Extract, from the records beneath this instruction, each line that contains the word "buttons".

──────────────────────────────

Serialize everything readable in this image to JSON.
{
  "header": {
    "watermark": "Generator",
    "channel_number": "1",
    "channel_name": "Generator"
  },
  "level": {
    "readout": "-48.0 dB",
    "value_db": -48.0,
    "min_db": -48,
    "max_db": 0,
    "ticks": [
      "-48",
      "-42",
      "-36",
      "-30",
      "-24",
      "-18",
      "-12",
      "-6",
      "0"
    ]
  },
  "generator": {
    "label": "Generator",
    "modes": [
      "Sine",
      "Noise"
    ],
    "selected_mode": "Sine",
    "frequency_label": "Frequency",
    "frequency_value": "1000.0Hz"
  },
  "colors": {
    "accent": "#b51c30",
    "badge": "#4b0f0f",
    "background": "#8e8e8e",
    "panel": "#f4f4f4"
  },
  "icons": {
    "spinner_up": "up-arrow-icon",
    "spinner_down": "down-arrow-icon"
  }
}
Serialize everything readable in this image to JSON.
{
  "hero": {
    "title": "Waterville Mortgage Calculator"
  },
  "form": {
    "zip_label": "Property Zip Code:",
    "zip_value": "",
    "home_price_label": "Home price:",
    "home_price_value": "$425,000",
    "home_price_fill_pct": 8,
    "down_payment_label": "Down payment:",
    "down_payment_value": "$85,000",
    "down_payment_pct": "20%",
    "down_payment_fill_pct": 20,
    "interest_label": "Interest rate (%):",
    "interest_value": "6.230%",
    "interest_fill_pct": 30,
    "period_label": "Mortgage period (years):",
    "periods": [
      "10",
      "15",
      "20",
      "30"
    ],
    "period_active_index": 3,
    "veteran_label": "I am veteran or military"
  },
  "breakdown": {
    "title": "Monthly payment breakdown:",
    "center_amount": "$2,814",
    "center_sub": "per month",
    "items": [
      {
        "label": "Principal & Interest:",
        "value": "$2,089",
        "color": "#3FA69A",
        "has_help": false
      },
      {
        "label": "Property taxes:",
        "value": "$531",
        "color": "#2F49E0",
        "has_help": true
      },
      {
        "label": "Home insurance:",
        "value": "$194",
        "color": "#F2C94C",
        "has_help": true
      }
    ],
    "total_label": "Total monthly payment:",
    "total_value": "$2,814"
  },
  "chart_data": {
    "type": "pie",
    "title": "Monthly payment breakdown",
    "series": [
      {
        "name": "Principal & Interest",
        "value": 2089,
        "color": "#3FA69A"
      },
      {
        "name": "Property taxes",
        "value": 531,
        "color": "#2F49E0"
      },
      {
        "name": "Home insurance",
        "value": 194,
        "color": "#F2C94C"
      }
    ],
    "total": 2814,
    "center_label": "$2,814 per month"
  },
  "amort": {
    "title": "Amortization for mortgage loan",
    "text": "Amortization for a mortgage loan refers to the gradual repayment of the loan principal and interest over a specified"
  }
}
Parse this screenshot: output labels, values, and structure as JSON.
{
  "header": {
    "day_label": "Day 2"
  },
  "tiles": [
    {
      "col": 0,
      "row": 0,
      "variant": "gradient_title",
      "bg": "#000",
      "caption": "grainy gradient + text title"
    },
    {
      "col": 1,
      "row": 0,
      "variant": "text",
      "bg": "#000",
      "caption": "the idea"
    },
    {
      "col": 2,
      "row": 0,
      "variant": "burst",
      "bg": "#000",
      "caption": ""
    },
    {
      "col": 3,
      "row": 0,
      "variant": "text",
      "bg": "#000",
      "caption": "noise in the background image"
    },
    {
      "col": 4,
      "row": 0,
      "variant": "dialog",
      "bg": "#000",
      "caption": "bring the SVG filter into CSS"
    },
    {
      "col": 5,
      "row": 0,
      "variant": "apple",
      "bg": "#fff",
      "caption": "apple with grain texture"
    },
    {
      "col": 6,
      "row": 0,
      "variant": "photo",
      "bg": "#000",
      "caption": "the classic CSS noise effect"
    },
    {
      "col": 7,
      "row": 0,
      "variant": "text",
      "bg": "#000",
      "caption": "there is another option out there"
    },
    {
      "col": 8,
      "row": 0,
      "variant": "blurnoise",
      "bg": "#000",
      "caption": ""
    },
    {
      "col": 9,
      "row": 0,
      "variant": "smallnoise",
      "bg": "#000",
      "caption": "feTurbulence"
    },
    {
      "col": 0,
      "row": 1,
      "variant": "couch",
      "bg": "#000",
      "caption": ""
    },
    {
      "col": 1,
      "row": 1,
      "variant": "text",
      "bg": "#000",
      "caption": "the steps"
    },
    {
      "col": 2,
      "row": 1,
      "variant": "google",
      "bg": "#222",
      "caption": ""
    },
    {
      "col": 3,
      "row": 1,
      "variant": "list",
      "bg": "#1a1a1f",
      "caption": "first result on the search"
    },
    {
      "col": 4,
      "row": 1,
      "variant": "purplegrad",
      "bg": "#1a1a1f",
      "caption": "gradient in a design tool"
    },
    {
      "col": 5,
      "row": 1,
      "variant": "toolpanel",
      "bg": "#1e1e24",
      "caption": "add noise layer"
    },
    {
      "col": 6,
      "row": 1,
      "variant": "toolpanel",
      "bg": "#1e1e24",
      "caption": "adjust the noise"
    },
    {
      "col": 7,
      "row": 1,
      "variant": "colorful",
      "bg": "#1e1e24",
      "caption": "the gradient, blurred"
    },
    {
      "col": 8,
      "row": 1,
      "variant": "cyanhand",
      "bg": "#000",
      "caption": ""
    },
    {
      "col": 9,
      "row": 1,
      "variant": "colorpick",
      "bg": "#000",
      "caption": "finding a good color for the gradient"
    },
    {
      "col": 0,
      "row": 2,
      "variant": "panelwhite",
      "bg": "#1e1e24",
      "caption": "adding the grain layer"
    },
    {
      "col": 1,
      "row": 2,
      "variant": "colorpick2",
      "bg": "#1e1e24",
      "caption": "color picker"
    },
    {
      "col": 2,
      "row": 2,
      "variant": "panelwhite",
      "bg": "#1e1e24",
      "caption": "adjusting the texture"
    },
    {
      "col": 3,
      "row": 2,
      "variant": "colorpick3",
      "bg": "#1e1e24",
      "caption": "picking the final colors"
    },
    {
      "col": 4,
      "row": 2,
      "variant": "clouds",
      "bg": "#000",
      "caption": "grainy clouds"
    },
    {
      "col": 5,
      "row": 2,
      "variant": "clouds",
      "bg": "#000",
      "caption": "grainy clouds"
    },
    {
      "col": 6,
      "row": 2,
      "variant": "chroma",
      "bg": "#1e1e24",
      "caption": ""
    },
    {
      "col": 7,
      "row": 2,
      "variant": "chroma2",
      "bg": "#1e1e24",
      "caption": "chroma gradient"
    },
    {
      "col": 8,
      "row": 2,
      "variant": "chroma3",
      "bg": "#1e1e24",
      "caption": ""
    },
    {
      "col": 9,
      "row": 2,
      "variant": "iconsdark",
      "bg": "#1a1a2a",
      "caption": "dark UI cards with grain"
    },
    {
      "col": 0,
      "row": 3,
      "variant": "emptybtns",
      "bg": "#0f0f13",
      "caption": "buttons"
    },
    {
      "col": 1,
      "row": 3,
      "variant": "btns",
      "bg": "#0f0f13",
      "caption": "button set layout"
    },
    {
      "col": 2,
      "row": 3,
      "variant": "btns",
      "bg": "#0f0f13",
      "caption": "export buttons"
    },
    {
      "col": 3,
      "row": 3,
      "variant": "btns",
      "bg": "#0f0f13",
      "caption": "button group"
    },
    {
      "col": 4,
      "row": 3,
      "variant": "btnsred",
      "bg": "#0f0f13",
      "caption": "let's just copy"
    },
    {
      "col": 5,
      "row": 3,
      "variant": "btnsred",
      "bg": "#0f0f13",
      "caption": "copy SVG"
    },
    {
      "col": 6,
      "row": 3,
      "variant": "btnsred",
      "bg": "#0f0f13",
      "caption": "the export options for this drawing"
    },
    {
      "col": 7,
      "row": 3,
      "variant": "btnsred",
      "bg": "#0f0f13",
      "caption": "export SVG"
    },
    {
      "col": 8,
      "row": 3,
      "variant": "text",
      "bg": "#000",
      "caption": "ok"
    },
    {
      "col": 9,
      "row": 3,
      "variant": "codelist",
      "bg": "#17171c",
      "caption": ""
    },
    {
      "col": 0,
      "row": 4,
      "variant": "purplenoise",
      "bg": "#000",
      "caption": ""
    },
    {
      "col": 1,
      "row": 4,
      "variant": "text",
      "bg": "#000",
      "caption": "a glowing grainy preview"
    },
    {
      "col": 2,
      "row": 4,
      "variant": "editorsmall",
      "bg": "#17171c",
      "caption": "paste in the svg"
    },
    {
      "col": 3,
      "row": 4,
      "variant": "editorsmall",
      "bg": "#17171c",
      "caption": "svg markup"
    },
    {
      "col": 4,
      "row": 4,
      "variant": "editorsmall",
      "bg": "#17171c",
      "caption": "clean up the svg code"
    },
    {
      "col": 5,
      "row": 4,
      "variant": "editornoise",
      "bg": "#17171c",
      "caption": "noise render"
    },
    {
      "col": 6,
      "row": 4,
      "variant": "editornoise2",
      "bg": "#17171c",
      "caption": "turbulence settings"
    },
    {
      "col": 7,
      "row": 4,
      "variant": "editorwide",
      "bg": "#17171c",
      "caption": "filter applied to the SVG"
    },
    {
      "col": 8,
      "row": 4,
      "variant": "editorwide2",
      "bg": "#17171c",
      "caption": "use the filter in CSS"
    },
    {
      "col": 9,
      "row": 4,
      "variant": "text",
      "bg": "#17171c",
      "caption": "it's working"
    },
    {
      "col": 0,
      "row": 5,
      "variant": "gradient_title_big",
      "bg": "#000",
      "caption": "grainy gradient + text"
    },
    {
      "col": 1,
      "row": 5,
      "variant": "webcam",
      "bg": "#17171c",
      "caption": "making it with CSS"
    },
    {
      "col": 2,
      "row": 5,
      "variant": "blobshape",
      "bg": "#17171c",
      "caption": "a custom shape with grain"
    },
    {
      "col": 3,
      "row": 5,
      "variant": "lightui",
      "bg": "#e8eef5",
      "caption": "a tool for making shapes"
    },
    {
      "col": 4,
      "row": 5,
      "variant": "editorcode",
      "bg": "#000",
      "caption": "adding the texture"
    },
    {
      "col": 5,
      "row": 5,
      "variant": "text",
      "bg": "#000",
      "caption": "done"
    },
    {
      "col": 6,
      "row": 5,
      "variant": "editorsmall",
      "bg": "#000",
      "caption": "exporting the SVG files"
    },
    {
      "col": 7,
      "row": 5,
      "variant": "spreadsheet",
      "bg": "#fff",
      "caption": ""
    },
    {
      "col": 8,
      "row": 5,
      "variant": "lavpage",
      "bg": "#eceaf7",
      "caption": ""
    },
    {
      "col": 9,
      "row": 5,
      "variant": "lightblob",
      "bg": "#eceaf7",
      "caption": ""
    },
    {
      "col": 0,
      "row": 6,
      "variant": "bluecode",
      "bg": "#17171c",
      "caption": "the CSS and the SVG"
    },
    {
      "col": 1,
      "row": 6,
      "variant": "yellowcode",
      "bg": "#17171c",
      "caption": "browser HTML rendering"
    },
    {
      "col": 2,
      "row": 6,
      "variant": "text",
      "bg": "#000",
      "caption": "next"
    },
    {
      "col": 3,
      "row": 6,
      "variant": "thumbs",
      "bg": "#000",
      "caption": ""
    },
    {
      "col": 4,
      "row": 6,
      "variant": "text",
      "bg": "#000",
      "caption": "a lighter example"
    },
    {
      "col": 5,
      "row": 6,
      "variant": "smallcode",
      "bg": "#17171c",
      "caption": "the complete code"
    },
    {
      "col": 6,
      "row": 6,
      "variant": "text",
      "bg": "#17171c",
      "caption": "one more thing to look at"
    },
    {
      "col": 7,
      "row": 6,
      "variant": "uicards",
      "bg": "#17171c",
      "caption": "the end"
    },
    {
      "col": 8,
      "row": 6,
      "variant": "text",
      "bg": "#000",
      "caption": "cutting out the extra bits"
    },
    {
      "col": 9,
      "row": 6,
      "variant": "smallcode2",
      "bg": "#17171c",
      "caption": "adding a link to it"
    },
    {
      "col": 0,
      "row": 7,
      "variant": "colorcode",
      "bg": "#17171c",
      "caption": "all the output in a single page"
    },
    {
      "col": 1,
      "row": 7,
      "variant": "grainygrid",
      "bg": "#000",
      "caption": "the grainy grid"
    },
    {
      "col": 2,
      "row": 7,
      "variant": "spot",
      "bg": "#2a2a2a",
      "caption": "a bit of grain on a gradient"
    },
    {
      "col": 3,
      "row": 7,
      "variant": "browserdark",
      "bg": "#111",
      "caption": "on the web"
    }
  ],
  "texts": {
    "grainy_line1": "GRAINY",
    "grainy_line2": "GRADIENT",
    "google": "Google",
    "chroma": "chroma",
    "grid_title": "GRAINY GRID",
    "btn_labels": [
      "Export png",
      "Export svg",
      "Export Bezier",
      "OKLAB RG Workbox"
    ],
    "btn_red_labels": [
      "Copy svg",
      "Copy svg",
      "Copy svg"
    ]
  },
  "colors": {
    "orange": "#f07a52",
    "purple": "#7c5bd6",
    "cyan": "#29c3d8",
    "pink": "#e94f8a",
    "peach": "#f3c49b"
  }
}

──────────────────────────────

=== In response ===
      "caption": "buttons"
      "caption": "export buttons"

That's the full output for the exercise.